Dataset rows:
↓
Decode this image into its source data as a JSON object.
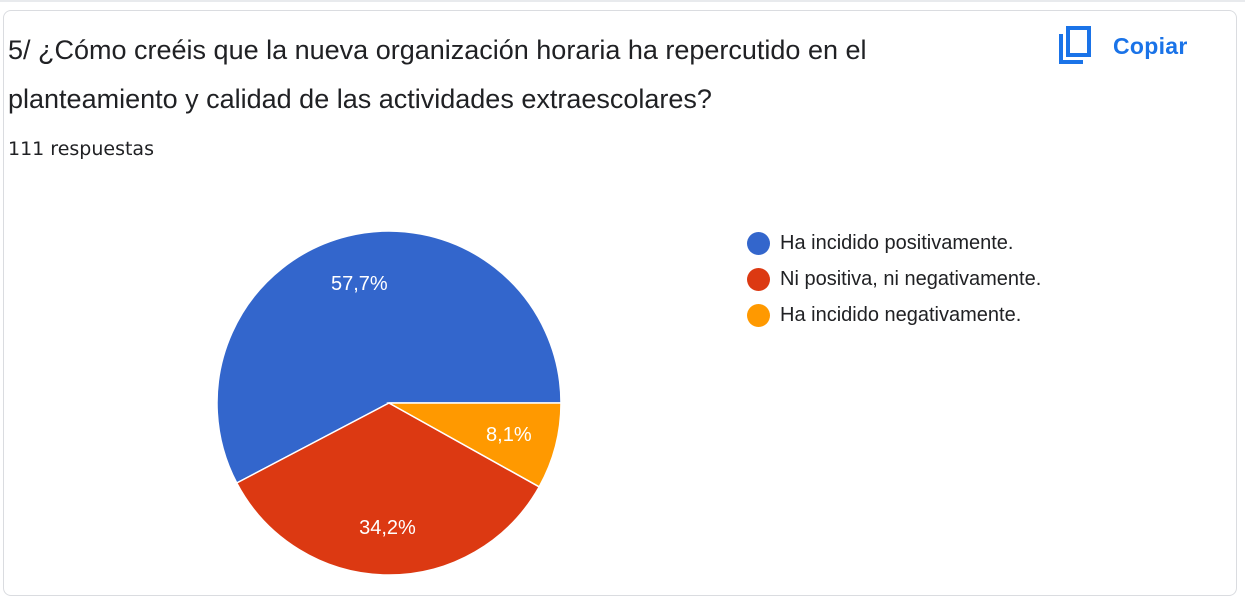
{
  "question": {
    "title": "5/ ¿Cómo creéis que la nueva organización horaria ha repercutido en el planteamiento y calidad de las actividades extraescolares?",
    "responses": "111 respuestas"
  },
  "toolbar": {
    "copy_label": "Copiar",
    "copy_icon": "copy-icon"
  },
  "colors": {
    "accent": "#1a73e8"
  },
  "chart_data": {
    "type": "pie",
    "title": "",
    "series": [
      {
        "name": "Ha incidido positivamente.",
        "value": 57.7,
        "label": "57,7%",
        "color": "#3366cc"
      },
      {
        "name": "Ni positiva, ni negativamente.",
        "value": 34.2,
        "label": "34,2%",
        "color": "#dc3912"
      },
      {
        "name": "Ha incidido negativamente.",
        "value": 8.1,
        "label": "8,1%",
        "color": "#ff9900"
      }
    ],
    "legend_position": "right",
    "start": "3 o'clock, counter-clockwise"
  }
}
↑
↓
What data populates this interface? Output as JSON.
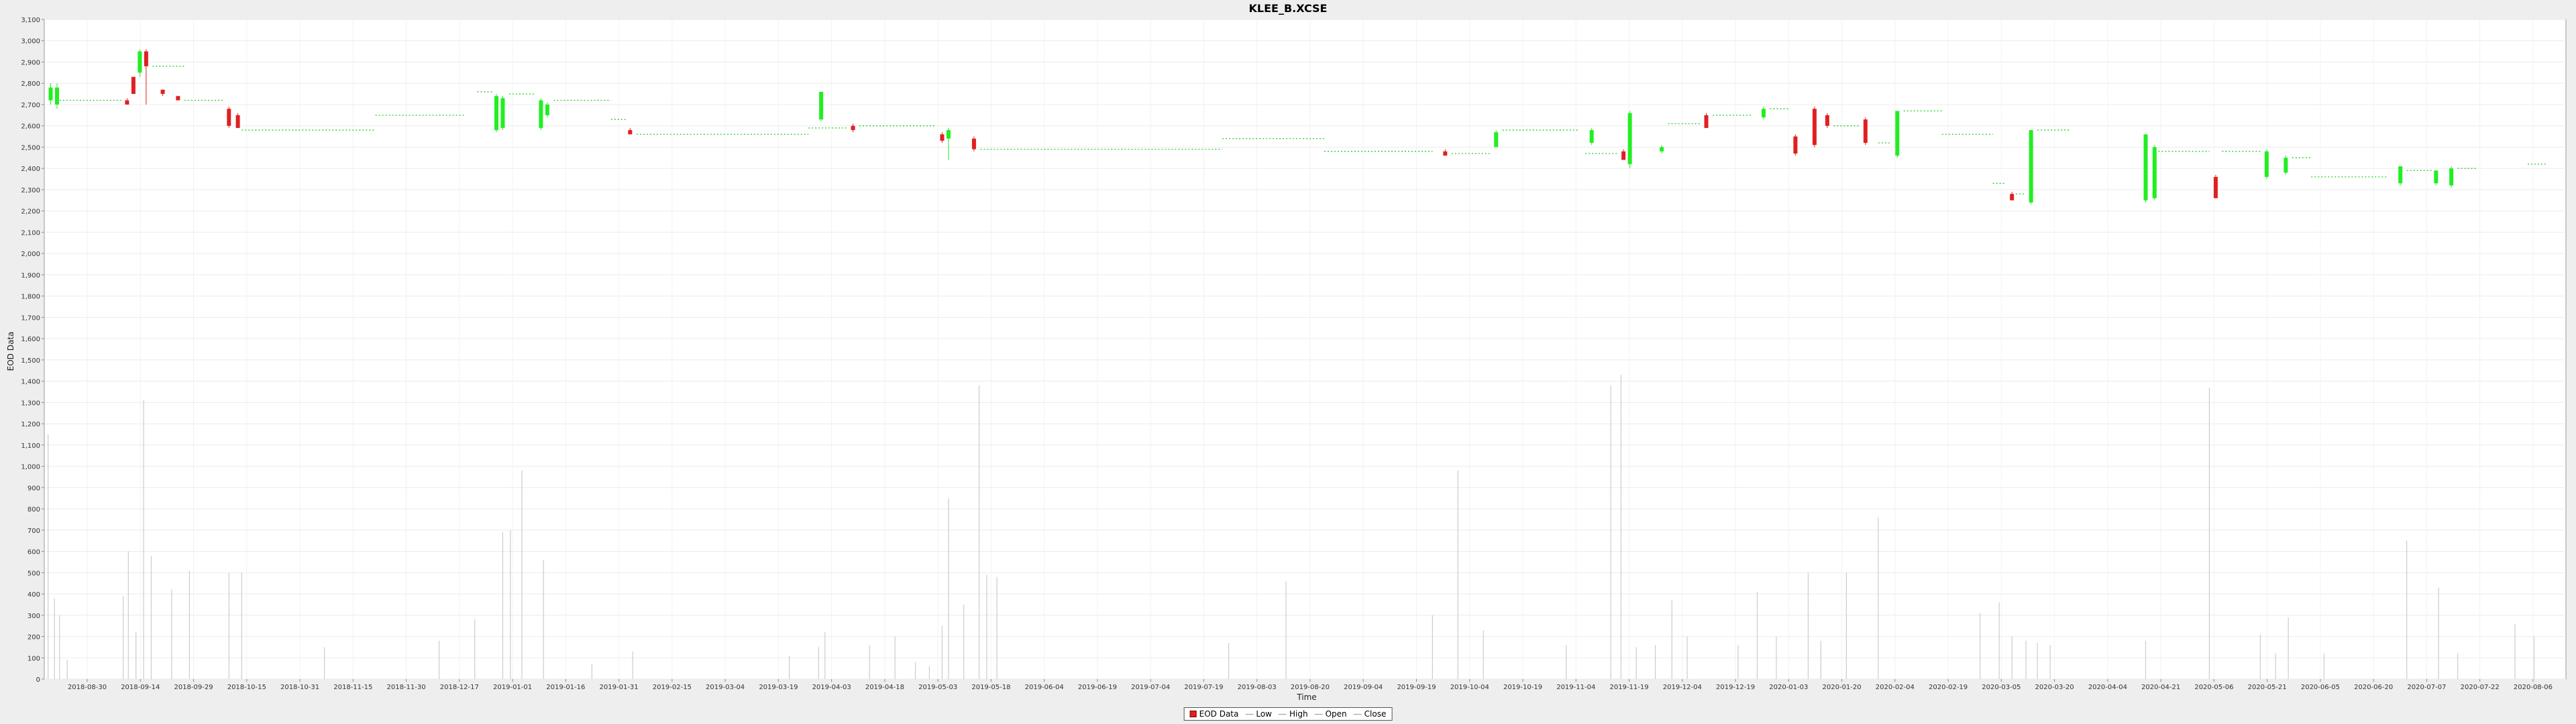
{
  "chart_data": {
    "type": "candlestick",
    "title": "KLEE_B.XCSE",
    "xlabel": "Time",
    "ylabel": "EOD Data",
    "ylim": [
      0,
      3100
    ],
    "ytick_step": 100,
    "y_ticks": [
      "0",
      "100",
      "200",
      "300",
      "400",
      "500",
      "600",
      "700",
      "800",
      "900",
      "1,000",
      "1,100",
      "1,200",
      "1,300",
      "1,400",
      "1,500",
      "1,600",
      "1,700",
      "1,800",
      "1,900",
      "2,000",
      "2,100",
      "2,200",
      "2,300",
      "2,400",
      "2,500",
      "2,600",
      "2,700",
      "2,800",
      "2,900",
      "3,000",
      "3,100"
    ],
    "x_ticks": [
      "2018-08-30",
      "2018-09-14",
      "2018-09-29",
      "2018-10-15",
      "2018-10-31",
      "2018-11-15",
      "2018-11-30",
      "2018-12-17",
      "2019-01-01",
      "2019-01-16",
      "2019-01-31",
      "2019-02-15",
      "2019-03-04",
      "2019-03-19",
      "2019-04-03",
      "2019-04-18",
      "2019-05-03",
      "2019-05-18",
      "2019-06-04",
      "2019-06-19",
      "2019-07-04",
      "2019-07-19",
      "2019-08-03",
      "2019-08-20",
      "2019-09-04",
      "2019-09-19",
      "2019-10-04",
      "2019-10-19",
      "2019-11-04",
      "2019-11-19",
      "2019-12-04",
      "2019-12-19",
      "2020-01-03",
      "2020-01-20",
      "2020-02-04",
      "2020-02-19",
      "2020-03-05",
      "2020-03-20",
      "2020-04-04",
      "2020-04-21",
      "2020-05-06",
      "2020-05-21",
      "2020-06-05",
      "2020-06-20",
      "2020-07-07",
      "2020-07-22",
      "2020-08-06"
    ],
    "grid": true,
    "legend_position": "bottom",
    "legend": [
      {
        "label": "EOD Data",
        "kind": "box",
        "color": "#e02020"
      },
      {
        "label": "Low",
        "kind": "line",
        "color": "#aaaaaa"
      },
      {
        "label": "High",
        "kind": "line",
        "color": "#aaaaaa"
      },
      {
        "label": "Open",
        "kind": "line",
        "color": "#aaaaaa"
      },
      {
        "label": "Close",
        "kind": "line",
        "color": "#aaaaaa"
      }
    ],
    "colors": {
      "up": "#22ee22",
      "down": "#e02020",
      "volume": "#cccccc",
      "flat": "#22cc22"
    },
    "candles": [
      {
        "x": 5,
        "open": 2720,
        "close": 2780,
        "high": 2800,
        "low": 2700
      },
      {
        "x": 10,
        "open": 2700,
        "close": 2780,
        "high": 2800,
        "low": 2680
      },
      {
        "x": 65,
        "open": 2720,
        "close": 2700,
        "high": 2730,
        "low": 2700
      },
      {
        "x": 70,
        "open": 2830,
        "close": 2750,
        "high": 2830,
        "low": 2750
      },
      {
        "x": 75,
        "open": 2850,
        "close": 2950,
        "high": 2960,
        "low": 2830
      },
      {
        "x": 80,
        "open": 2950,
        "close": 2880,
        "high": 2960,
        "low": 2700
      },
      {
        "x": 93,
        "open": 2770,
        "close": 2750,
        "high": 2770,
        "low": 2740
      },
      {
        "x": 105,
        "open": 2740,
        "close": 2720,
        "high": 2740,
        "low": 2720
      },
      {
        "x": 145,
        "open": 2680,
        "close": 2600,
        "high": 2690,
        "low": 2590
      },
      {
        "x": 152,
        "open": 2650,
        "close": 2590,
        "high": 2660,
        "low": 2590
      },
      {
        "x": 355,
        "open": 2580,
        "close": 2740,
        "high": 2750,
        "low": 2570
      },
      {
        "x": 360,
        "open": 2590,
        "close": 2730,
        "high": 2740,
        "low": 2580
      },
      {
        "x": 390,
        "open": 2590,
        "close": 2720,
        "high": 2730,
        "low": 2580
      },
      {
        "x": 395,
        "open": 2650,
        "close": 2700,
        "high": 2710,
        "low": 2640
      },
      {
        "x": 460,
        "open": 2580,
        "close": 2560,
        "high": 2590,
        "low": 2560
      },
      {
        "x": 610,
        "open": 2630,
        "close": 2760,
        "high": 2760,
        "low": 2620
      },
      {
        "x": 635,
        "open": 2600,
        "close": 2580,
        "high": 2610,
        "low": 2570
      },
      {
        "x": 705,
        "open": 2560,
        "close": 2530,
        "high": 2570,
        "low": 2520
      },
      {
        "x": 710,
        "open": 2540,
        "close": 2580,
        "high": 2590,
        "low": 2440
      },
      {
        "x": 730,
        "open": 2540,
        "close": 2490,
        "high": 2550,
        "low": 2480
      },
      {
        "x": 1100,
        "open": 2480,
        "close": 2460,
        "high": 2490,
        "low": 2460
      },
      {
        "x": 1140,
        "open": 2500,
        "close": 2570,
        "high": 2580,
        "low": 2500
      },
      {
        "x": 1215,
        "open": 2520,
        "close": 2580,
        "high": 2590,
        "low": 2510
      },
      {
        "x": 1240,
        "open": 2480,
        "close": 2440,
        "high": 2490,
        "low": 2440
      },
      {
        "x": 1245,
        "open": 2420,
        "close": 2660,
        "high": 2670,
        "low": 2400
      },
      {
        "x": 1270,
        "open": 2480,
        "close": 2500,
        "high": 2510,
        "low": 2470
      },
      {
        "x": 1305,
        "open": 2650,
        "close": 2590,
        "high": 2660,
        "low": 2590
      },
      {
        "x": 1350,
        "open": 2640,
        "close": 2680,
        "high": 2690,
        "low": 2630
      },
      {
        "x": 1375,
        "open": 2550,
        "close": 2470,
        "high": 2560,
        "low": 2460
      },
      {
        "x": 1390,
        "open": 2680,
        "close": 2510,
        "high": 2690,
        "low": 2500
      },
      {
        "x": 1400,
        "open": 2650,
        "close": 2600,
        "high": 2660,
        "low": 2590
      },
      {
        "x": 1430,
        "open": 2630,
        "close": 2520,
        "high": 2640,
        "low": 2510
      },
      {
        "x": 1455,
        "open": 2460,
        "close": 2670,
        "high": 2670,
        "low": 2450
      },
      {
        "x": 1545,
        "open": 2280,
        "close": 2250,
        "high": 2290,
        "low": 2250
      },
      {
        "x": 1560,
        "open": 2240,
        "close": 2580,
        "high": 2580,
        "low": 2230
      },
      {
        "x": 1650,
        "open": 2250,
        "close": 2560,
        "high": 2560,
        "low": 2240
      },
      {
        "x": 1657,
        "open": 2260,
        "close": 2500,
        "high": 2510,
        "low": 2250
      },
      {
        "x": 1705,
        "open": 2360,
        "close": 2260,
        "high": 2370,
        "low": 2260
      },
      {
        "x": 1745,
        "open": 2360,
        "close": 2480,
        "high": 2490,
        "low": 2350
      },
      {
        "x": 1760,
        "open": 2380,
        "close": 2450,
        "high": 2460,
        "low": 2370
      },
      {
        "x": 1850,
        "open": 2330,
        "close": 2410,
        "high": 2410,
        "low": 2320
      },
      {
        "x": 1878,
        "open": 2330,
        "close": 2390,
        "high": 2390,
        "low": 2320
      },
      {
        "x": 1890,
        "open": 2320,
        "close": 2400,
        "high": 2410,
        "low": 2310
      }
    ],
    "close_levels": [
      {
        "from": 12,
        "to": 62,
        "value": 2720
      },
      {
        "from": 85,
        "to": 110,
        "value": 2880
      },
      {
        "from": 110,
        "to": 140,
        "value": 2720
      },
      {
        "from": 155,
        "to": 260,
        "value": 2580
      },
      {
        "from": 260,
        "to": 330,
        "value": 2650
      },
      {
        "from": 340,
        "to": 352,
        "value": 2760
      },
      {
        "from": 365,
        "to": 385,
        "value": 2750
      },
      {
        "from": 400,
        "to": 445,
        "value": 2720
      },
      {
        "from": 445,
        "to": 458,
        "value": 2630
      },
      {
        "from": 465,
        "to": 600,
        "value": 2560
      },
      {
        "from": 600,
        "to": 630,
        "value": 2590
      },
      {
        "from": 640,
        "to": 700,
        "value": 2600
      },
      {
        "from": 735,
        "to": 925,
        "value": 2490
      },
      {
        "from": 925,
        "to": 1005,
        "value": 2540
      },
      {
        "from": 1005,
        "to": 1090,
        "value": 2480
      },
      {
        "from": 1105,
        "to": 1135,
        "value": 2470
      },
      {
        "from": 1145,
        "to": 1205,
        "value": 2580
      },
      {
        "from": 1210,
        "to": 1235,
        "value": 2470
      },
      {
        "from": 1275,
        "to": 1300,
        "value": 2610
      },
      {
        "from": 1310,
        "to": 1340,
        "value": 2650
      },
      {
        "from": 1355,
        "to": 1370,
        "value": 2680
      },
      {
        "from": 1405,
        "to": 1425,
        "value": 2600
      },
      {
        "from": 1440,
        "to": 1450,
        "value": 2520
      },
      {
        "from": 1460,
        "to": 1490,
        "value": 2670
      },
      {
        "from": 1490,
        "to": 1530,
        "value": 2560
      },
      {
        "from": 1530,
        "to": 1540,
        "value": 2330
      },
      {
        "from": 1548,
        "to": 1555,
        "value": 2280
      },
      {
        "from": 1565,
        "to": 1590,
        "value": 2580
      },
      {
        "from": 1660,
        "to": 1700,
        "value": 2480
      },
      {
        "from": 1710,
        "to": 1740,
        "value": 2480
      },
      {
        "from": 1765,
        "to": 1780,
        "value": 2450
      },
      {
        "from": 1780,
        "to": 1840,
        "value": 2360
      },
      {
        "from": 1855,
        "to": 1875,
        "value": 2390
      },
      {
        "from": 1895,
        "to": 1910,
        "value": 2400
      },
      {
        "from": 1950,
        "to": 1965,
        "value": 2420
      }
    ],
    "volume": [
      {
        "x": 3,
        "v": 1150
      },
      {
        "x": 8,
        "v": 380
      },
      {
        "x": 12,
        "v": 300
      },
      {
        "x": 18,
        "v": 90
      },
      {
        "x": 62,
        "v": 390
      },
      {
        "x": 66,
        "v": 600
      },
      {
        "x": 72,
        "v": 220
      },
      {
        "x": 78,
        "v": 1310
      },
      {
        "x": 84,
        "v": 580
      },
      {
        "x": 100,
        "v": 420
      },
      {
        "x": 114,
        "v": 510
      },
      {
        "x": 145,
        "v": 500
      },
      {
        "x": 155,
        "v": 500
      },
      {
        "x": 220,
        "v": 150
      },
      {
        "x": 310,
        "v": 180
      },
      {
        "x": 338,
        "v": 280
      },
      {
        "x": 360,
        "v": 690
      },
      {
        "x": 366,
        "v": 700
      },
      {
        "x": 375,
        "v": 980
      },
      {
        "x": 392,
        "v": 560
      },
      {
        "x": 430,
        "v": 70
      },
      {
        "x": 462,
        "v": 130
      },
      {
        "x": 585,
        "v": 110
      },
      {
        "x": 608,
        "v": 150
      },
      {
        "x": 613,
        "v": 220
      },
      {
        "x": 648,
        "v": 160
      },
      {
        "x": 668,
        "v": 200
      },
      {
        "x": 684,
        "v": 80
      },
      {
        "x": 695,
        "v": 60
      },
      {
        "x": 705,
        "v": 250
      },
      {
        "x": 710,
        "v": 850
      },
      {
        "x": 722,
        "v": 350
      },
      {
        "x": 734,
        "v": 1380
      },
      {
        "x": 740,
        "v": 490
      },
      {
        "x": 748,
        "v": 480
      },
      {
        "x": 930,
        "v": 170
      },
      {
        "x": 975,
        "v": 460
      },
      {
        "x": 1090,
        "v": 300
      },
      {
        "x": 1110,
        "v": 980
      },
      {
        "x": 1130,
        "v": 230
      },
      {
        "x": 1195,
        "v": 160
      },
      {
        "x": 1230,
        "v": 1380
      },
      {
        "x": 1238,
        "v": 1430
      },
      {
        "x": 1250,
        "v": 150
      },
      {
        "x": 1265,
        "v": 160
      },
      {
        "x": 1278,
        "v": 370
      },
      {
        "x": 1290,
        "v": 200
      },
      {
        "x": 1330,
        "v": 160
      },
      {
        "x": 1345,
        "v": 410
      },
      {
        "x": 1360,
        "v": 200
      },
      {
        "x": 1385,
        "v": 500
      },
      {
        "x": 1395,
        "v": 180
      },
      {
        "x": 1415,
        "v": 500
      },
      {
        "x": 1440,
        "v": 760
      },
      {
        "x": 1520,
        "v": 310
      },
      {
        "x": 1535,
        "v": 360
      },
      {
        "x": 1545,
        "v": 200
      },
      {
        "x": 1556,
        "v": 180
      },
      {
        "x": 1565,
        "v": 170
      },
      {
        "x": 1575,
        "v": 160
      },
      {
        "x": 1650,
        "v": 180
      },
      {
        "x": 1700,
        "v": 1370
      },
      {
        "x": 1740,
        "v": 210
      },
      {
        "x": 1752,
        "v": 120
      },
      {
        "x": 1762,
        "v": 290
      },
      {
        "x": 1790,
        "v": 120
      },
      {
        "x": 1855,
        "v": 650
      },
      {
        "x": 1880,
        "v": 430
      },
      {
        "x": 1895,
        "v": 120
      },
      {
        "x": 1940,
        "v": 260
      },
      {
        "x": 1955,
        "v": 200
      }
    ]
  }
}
↑
◆ WORK TO DO ◆
All lines of the data above that include the word "negativamente" must be shown.

◆ OUTPUT BELOW ◆
        "name": "Ni positiva, ni negativamente.",
        "name": "Ha incidido negativamente.",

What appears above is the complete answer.